→ Task to complete: Copy out every line of the records where the string "circle" occurs.

→ Information provided:
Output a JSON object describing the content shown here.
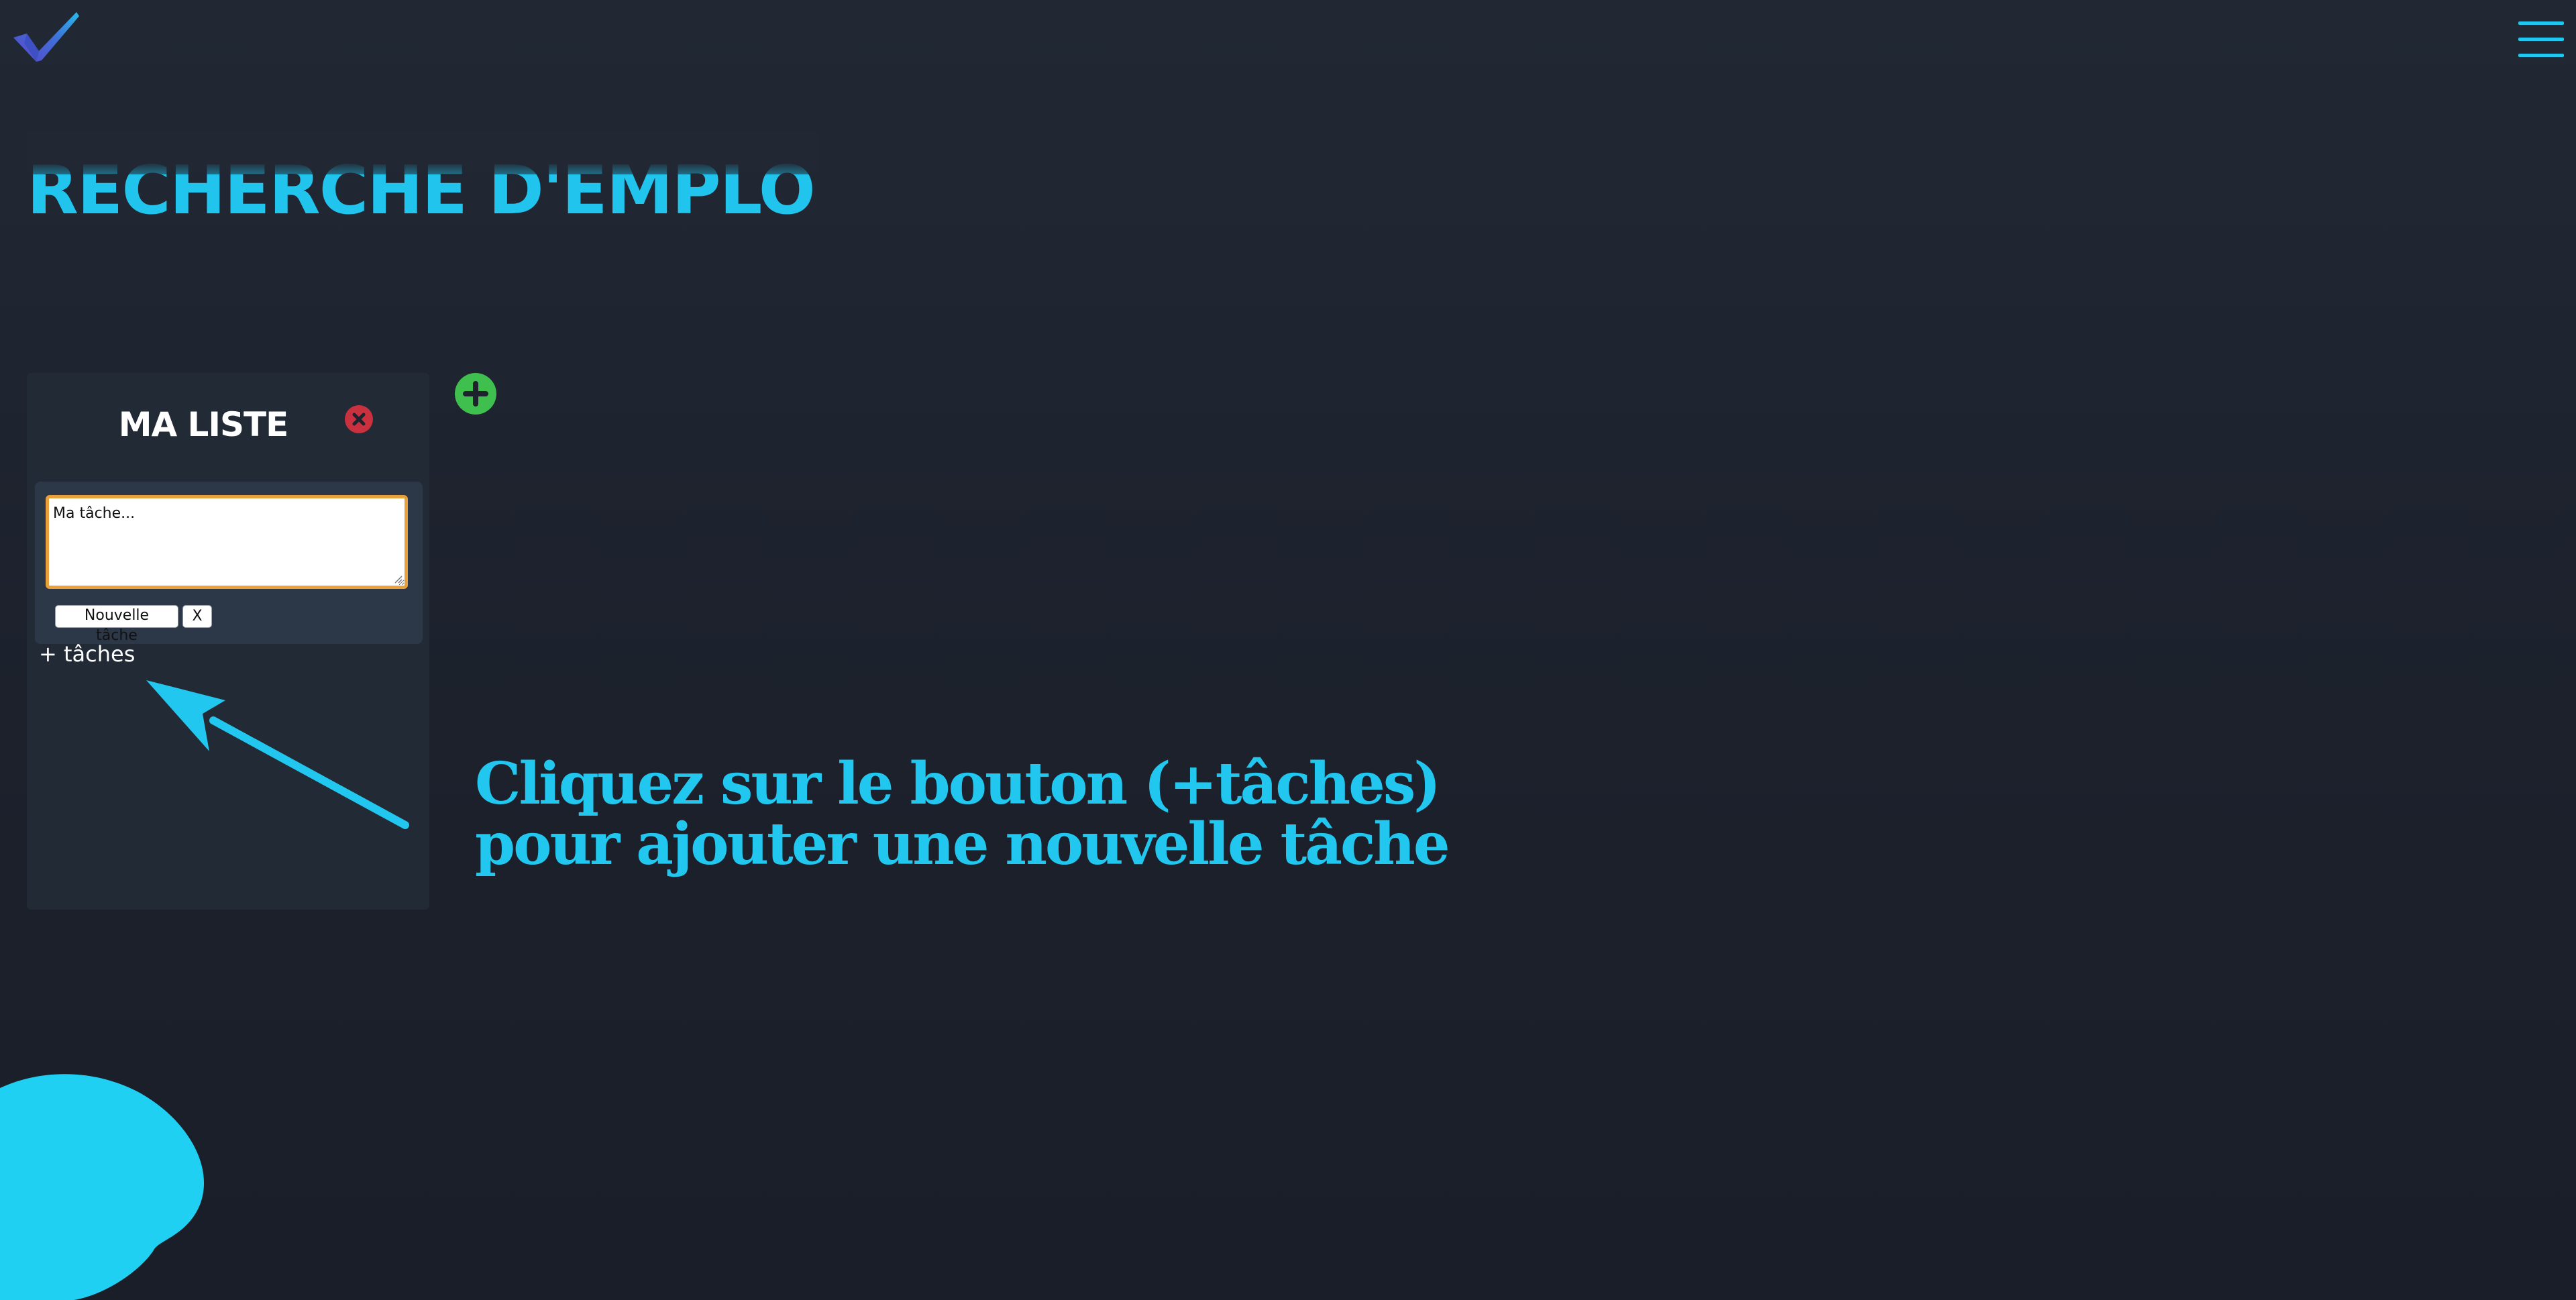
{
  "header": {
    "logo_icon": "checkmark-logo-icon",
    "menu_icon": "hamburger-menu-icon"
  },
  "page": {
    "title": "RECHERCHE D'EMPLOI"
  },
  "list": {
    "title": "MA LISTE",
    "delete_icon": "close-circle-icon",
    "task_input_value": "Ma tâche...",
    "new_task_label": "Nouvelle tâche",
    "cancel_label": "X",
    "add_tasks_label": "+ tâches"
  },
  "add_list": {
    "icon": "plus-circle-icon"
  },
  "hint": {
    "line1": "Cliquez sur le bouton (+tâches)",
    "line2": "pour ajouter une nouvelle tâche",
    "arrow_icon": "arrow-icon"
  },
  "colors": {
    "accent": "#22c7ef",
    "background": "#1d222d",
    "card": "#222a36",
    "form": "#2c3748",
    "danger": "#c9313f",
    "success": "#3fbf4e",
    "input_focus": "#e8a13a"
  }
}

→ Task result:
    "delete_icon": "close-circle-icon",
    "icon": "plus-circle-icon"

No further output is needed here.